▸ **What is asked**:
In your copy, leave out the pictures; write out all the data exactly.

----

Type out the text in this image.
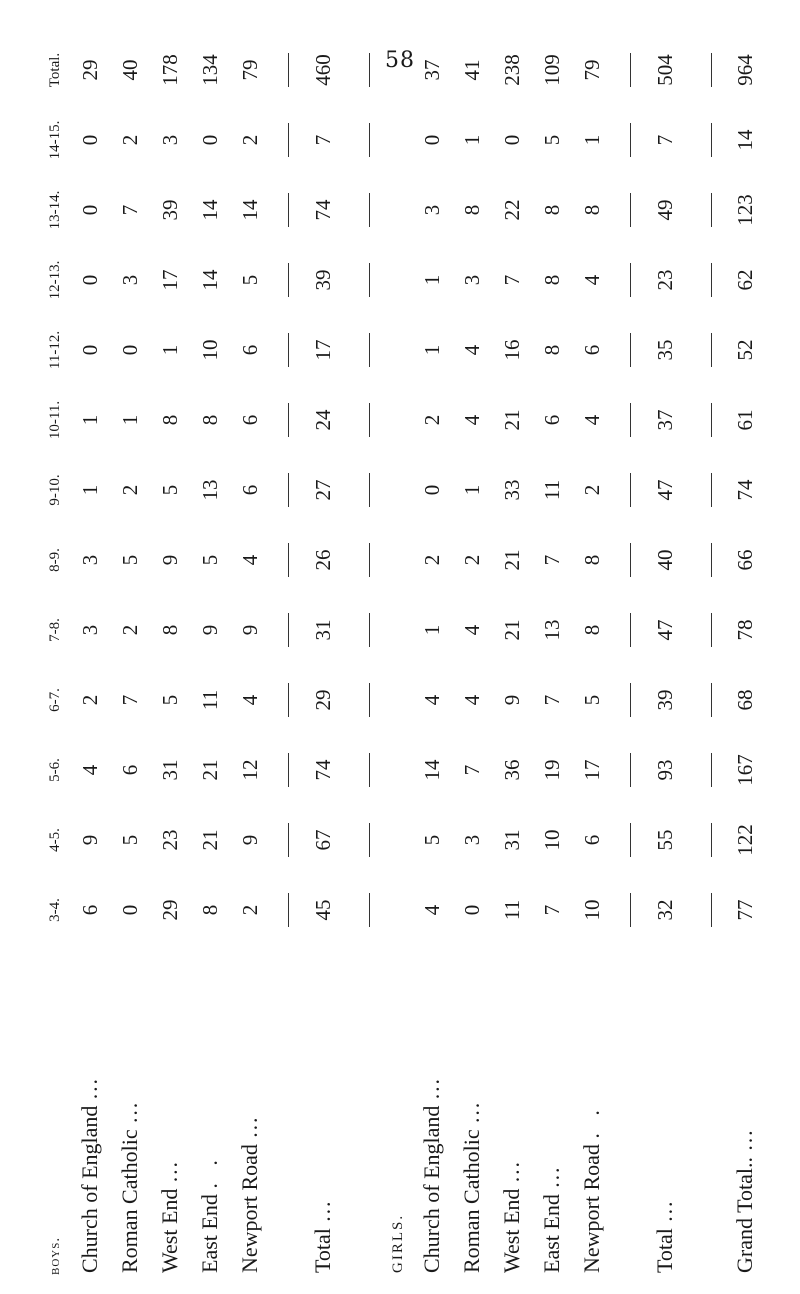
58
boys.	3-4.	4-5.	5-6.	6-7.	7-8.	8-9.	9-10.	10-11.	11-12.	12-13.	13-14.	14-15.	Total.
Church of England …	6	9	4	2	3	3	1	1	0	0	0	0	29
Roman Catholic …	0	5	6	7	2	5	2	1	0	3	7	2	40
West End …	29	23	31	5	8	9	5	8	1	17	39	3	178
East End . .	8	21	21	11	9	5	13	8	10	14	14	0	134
Newport Road …	2	9	12	4	9	4	6	6	6	5	14	2	79

Total …	45	67	74	29	31	26	27	24	17	39	74	7	460

GIRLS.													
Church of England …	4	5	14	4	1	2	0	2	1	1	3	0	37
Roman Catholic …	0	3	7	4	4	2	1	4	4	3	8	1	41
West End …	11	31	36	9	21	21	33	21	16	7	22	0	238
East End …	7	10	19	7	13	7	11	6	8	8	8	5	109
Newport Road . .	10	6	17	5	8	8	2	4	6	4	8	1	79

Total …	32	55	93	39	47	40	47	37	35	23	49	7	504

Grand Total.. …	77	122	167	68	78	66	74	61	52	62	123	14	964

----

▸ **Solution**:
Type out the text in this image.
58
boys.	3-4.	4-5.	5-6.	6-7.	7-8.	8-9.	9-10.	10-11.	11-12.	12-13.	13-14.	14-15.	Total.
Church of England …	6	9	4	2	3	3	1	1	0	0	0	0	29
Roman Catholic …	0	5	6	7	2	5	2	1	0	3	7	2	40
West End …	29	23	31	5	8	9	5	8	1	17	39	3	178
East End . .	8	21	21	11	9	5	13	8	10	14	14	0	134
Newport Road …	2	9	12	4	9	4	6	6	6	5	14	2	79

Total …	45	67	74	29	31	26	27	24	17	39	74	7	460

GIRLS.													
Church of England …	4	5	14	4	1	2	0	2	1	1	3	0	37
Roman Catholic …	0	3	7	4	4	2	1	4	4	3	8	1	41
West End …	11	31	36	9	21	21	33	21	16	7	22	0	238
East End …	7	10	19	7	13	7	11	6	8	8	8	5	109
Newport Road . .	10	6	17	5	8	8	2	4	6	4	8	1	79

Total …	32	55	93	39	47	40	47	37	35	23	49	7	504

Grand Total.. …	77	122	167	68	78	66	74	61	52	62	123	14	964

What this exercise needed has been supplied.